--- Start DATA LINES ---

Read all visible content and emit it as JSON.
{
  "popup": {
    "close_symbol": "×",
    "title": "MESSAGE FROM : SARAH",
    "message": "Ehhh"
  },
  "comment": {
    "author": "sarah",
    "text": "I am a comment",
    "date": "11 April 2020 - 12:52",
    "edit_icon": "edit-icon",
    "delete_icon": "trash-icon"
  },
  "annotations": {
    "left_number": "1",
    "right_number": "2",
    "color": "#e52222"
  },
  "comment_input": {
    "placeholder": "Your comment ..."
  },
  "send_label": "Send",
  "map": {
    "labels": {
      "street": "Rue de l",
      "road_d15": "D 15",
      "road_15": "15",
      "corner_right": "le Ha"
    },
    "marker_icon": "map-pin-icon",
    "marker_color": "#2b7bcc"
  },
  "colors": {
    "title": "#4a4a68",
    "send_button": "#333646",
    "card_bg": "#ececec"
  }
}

--- End DATA LINES ---

STATED GOAL —
Reproduce the material precisely, including every line.

RESULT OF THIS EXERCISE —
Read all visible content and emit it as JSON.
{
  "popup": {
    "close_symbol": "×",
    "title": "MESSAGE FROM : SARAH",
    "message": "Ehhh"
  },
  "comment": {
    "author": "sarah",
    "text": "I am a comment",
    "date": "11 April 2020 - 12:52",
    "edit_icon": "edit-icon",
    "delete_icon": "trash-icon"
  },
  "annotations": {
    "left_number": "1",
    "right_number": "2",
    "color": "#e52222"
  },
  "comment_input": {
    "placeholder": "Your comment ..."
  },
  "send_label": "Send",
  "map": {
    "labels": {
      "street": "Rue de l",
      "road_d15": "D 15",
      "road_15": "15",
      "corner_right": "le Ha"
    },
    "marker_icon": "map-pin-icon",
    "marker_color": "#2b7bcc"
  },
  "colors": {
    "title": "#4a4a68",
    "send_button": "#333646",
    "card_bg": "#ececec"
  }
}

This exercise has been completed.